Work to complete: Only the pictures stay out; every record is to be quoted exactly.

Task data:
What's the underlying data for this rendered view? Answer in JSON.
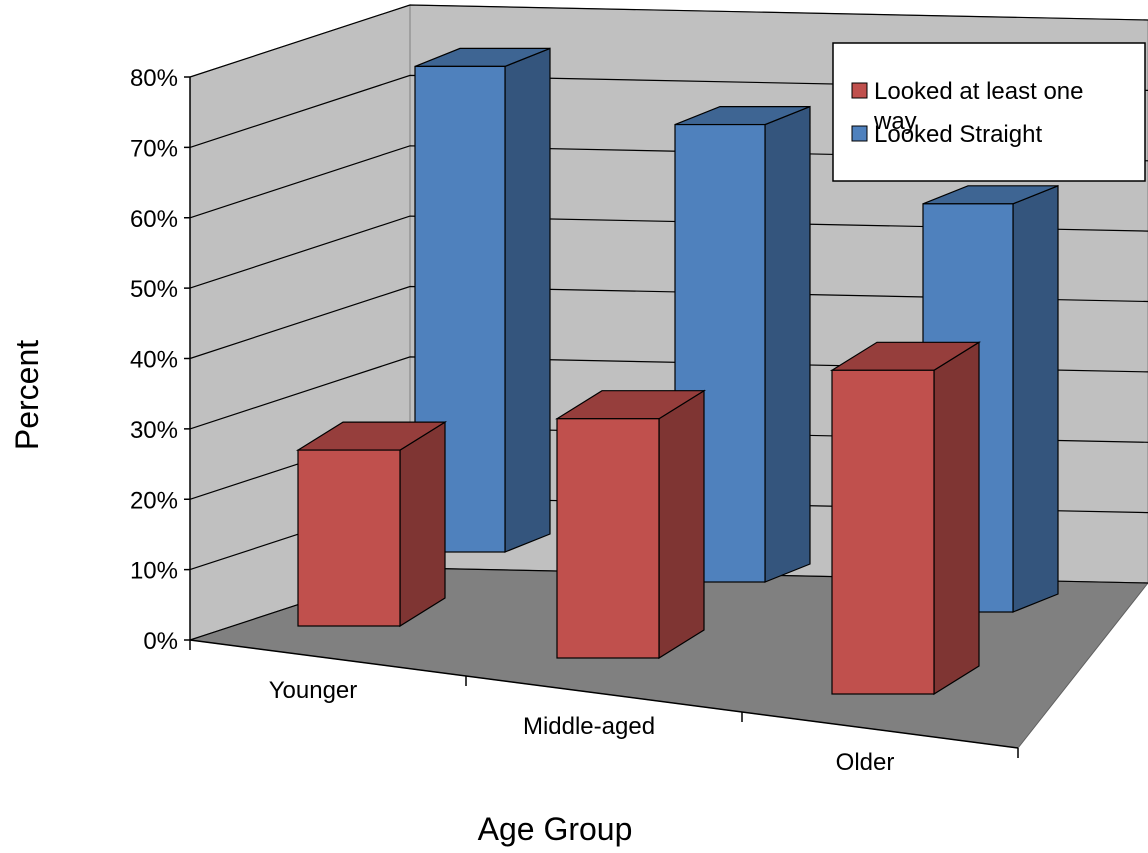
{
  "chart_data": {
    "type": "bar",
    "title": "",
    "xlabel": "Age Group",
    "ylabel": "Percent",
    "categories": [
      "Younger",
      "Middle-aged",
      "Older"
    ],
    "series": [
      {
        "name": "Looked at least one way",
        "values": [
          25,
          34,
          46
        ],
        "color": "#c0504d"
      },
      {
        "name": "Looked Straight",
        "values": [
          69,
          65,
          58
        ],
        "color": "#4f81bd"
      }
    ],
    "ylim": [
      0,
      80
    ],
    "yticks": [
      "0%",
      "10%",
      "20%",
      "30%",
      "40%",
      "50%",
      "60%",
      "70%",
      "80%"
    ],
    "grid": true,
    "legend_position": "top-right",
    "style": "3d-clustered-column"
  }
}
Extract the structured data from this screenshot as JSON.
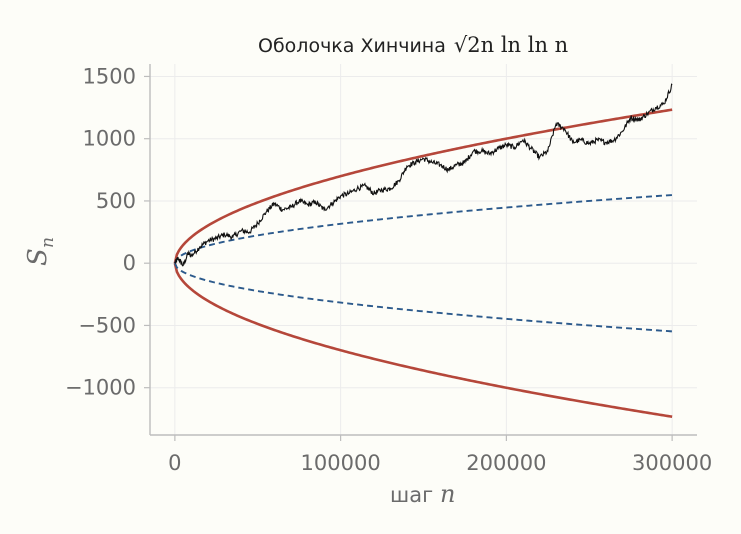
{
  "chart_data": {
    "type": "line",
    "title": "Оболочка Хинчина",
    "title_formula": "√2n ln ln n",
    "xlabel": "шаг",
    "xlabel_var": "n",
    "ylabel": "S",
    "ylabel_sub": "n",
    "xlim": [
      -15000,
      315000
    ],
    "ylim": [
      -1380,
      1600
    ],
    "x_ticks": [
      0,
      100000,
      200000,
      300000
    ],
    "x_tick_labels": [
      "0",
      "100000",
      "200000",
      "300000"
    ],
    "y_ticks": [
      1500,
      1000,
      500,
      0,
      -500,
      -1000
    ],
    "y_tick_labels": [
      "1500",
      "1000",
      "500",
      "0",
      "−500",
      "−1000"
    ],
    "grid": true,
    "series": [
      {
        "style": "solid",
        "color": "#b5473a",
        "formula": "±sqrt(2 n ln ln n)",
        "x": [
          0,
          500,
          2000,
          5000,
          10000,
          20000,
          40000,
          60000,
          80000,
          100000,
          130000,
          160000,
          200000,
          240000,
          270000,
          300000
        ],
        "y_upper": [
          0,
          60,
          116,
          210,
          260,
          380,
          470,
          560,
          630,
          700,
          800,
          890,
          990,
          1080,
          1160,
          1230
        ],
        "y_lower": [
          0,
          -60,
          -116,
          -210,
          -260,
          -380,
          -470,
          -560,
          -630,
          -700,
          -800,
          -890,
          -990,
          -1080,
          -1160,
          -1230
        ]
      },
      {
        "style": "dashed",
        "color": "#2c5a8c",
        "formula": "±sqrt(n)",
        "x": [
          0,
          500,
          2000,
          5000,
          10000,
          20000,
          40000,
          60000,
          80000,
          100000,
          130000,
          160000,
          200000,
          240000,
          270000,
          300000
        ],
        "y_upper": [
          0,
          22,
          45,
          71,
          100,
          141,
          200,
          245,
          283,
          316,
          361,
          400,
          447,
          490,
          520,
          548
        ],
        "y_lower": [
          0,
          -22,
          -45,
          -71,
          -100,
          -141,
          -200,
          -245,
          -283,
          -316,
          -361,
          -400,
          -447,
          -490,
          -520,
          -548
        ]
      },
      {
        "style": "solid",
        "color": "#111111",
        "kind": "random-walk",
        "x": [
          0,
          2000,
          5000,
          8000,
          10000,
          15000,
          20000,
          25000,
          30000,
          35000,
          40000,
          45000,
          50000,
          55000,
          60000,
          65000,
          70000,
          75000,
          80000,
          85000,
          90000,
          95000,
          100000,
          105000,
          110000,
          115000,
          120000,
          125000,
          130000,
          135000,
          140000,
          145000,
          150000,
          155000,
          160000,
          165000,
          170000,
          175000,
          180000,
          185000,
          190000,
          195000,
          200000,
          205000,
          210000,
          215000,
          220000,
          225000,
          230000,
          235000,
          240000,
          245000,
          250000,
          255000,
          260000,
          265000,
          270000,
          275000,
          280000,
          285000,
          290000,
          295000,
          300000
        ],
        "y": [
          0,
          40,
          -20,
          80,
          60,
          130,
          180,
          200,
          230,
          210,
          260,
          250,
          320,
          410,
          480,
          430,
          450,
          500,
          470,
          490,
          430,
          480,
          540,
          560,
          600,
          620,
          560,
          590,
          600,
          660,
          780,
          810,
          840,
          810,
          790,
          750,
          790,
          810,
          900,
          900,
          880,
          920,
          950,
          930,
          990,
          920,
          850,
          900,
          1120,
          1080,
          970,
          990,
          960,
          990,
          970,
          990,
          1060,
          1170,
          1150,
          1200,
          1250,
          1280,
          1430
        ]
      }
    ]
  }
}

Expected answer:
What's the underlying data for this rendered view? Answer in JSON.
{
  "chart_data": {
    "type": "bar",
    "title": "",
    "xlabel": "Age Group",
    "ylabel": "Percent",
    "categories": [
      "Younger",
      "Middle-aged",
      "Older"
    ],
    "series": [
      {
        "name": "Looked at least one way",
        "values": [
          25,
          34,
          46
        ],
        "color": "#c0504d"
      },
      {
        "name": "Looked Straight",
        "values": [
          69,
          65,
          58
        ],
        "color": "#4f81bd"
      }
    ],
    "ylim": [
      0,
      80
    ],
    "yticks": [
      "0%",
      "10%",
      "20%",
      "30%",
      "40%",
      "50%",
      "60%",
      "70%",
      "80%"
    ],
    "grid": true,
    "legend_position": "top-right",
    "style": "3d-clustered-column"
  }
}
Extract the structured data from this screenshot as JSON.
{
  "chart_data": {
    "type": "line",
    "title": "Оболочка Хинчина",
    "title_formula": "√2n ln ln n",
    "xlabel": "шаг",
    "xlabel_var": "n",
    "ylabel": "S",
    "ylabel_sub": "n",
    "xlim": [
      -15000,
      315000
    ],
    "ylim": [
      -1380,
      1600
    ],
    "x_ticks": [
      0,
      100000,
      200000,
      300000
    ],
    "x_tick_labels": [
      "0",
      "100000",
      "200000",
      "300000"
    ],
    "y_ticks": [
      1500,
      1000,
      500,
      0,
      -500,
      -1000
    ],
    "y_tick_labels": [
      "1500",
      "1000",
      "500",
      "0",
      "−500",
      "−1000"
    ],
    "grid": true,
    "series": [
      {
        "style": "solid",
        "color": "#b5473a",
        "formula": "±sqrt(2 n ln ln n)",
        "x": [
          0,
          500,
          2000,
          5000,
          10000,
          20000,
          40000,
          60000,
          80000,
          100000,
          130000,
          160000,
          200000,
          240000,
          270000,
          300000
        ],
        "y_upper": [
          0,
          60,
          116,
          210,
          260,
          380,
          470,
          560,
          630,
          700,
          800,
          890,
          990,
          1080,
          1160,
          1230
        ],
        "y_lower": [
          0,
          -60,
          -116,
          -210,
          -260,
          -380,
          -470,
          -560,
          -630,
          -700,
          -800,
          -890,
          -990,
          -1080,
          -1160,
          -1230
        ]
      },
      {
        "style": "dashed",
        "color": "#2c5a8c",
        "formula": "±sqrt(n)",
        "x": [
          0,
          500,
          2000,
          5000,
          10000,
          20000,
          40000,
          60000,
          80000,
          100000,
          130000,
          160000,
          200000,
          240000,
          270000,
          300000
        ],
        "y_upper": [
          0,
          22,
          45,
          71,
          100,
          141,
          200,
          245,
          283,
          316,
          361,
          400,
          447,
          490,
          520,
          548
        ],
        "y_lower": [
          0,
          -22,
          -45,
          -71,
          -100,
          -141,
          -200,
          -245,
          -283,
          -316,
          -361,
          -400,
          -447,
          -490,
          -520,
          -548
        ]
      },
      {
        "style": "solid",
        "color": "#111111",
        "kind": "random-walk",
        "x": [
          0,
          2000,
          5000,
          8000,
          10000,
          15000,
          20000,
          25000,
          30000,
          35000,
          40000,
          45000,
          50000,
          55000,
          60000,
          65000,
          70000,
          75000,
          80000,
          85000,
          90000,
          95000,
          100000,
          105000,
          110000,
          115000,
          120000,
          125000,
          130000,
          135000,
          140000,
          145000,
          150000,
          155000,
          160000,
          165000,
          170000,
          175000,
          180000,
          185000,
          190000,
          195000,
          200000,
          205000,
          210000,
          215000,
          220000,
          225000,
          230000,
          235000,
          240000,
          245000,
          250000,
          255000,
          260000,
          265000,
          270000,
          275000,
          280000,
          285000,
          290000,
          295000,
          300000
        ],
        "y": [
          0,
          40,
          -20,
          80,
          60,
          130,
          180,
          200,
          230,
          210,
          260,
          250,
          320,
          410,
          480,
          430,
          450,
          500,
          470,
          490,
          430,
          480,
          540,
          560,
          600,
          620,
          560,
          590,
          600,
          660,
          780,
          810,
          840,
          810,
          790,
          750,
          790,
          810,
          900,
          900,
          880,
          920,
          950,
          930,
          990,
          920,
          850,
          900,
          1120,
          1080,
          970,
          990,
          960,
          990,
          970,
          990,
          1060,
          1170,
          1150,
          1200,
          1250,
          1280,
          1430
        ]
      }
    ]
  }
}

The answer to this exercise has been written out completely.